### GIVEN TASK
Transcribe every line of the records verbatim.

### RAW RECORDS
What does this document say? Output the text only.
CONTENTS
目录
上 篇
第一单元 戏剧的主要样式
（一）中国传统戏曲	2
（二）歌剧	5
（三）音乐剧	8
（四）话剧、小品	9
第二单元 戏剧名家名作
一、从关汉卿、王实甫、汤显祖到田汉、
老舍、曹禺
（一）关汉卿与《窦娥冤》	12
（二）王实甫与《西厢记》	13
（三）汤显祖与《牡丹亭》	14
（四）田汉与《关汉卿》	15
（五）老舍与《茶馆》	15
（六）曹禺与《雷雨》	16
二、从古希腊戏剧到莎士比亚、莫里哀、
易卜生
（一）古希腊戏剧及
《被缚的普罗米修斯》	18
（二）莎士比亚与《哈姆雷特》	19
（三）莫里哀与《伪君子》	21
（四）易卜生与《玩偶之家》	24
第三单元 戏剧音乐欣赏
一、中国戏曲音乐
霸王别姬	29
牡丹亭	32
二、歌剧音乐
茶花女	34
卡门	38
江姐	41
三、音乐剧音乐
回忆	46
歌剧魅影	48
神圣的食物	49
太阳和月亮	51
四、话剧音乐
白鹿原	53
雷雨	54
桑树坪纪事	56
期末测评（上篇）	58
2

### CORRECT OUTPUT
What does this document say? Output the text only.
CONTENTS
目录
上 篇
第一单元 戏剧的主要样式
（一）中国传统戏曲	2
（二）歌剧	5
（三）音乐剧	8
（四）话剧、小品	9
第二单元 戏剧名家名作
一、从关汉卿、王实甫、汤显祖到田汉、
老舍、曹禺
（一）关汉卿与《窦娥冤》	12
（二）王实甫与《西厢记》	13
（三）汤显祖与《牡丹亭》	14
（四）田汉与《关汉卿》	15
（五）老舍与《茶馆》	15
（六）曹禺与《雷雨》	16
二、从古希腊戏剧到莎士比亚、莫里哀、
易卜生
（一）古希腊戏剧及
《被缚的普罗米修斯》	18
（二）莎士比亚与《哈姆雷特》	19
（三）莫里哀与《伪君子》	21
（四）易卜生与《玩偶之家》	24
第三单元 戏剧音乐欣赏
一、中国戏曲音乐
霸王别姬	29
牡丹亭	32
二、歌剧音乐
茶花女	34
卡门	38
江姐	41
三、音乐剧音乐
回忆	46
歌剧魅影	48
神圣的食物	49
太阳和月亮	51
四、话剧音乐
白鹿原	53
雷雨	54
桑树坪纪事	56
期末测评（上篇）	58
2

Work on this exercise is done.